Right from the school days I have enjoyed sharing knowledge with others in such a way that it stays with person who receives it. The good side effect it got me was that it made me stronger with the fundamentals. The easiest way for me to learn something was to commit to someone that I will teach the same. The fact that I will be questioned on many aspects made me dive deeper into the subject as well as look at the meta part of it.

I started learning music recently, my progress was really slow. I struggled to understand or visualize many of the concepts like why the chords have to progress in a certain way, how do you identify its minor or major etc. Until I volunteered to teach someone else the basics, I did not dive deep enough to find the physics behind the music. As I begun to teach, my ability to express something which I understood started increasing multifold. Slowly I was able to draw analogies from different subjects to explain music.

How did it help me at the workplace? Periodically signing up for sharing something with the peers helped me to learn a lot. The eustress provides the right push to dive deeper and come to a good understanding. Many of the organizations have a constant turnover of people which means that it is necessary to get new people on board with culture and technology.

MATERIAL PROVIDED:
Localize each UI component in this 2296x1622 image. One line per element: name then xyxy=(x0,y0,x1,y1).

TASK DESCRIPTION: Continue the text on learning by teaching others from the point where it stops. The listing has no connection to the text on learning by teaching.

THE REPLY:
Signing up as trainers at the workplace has a good effect. This has two benefits, one it eliminates full time position of trainers, the other is it provides the trainers the right platform to sharpen and strengthen their skills. It also helps to break the monotony of regular job and provides a different view of it. Some of the questions posed to me in the classroom also made me rethink on some of my beliefs and led me to relearn some things, so it is not just learning but also unlearning.

Joy of teaching is as much as joy of learning.

A typical bad day at work for a programmer is to getting stuck. A stuck programmer is easy to spot, s/he is the one who has not moved away from the computer for a long time and if at all moves away is still visibly occupied with thoughts about how to find a solution.

Some of the solutions which I observed are

Discuss the problem with someone else

This is one of the best solutions which always worked for me. Even at times when someone listens to the problem does not help me fix it, just explaining it to someone helped me visualize and articulate better which in turn brought me closer to the solution. This is where pair programming wins hands down.

Read the Manual

While this may sound obvious, I have observed this to be one of the key issues to someone getting stuck. The entire IT population is trying riding on the keywords like convention over configurations, intuitive code, fluent interfaces; that combined with the hello world kind of exposure to tools gives programmers a more than enough confidence to carry on the everyday work. So when getting stuck the immediate response is to try what is obvious or what looks intuitive.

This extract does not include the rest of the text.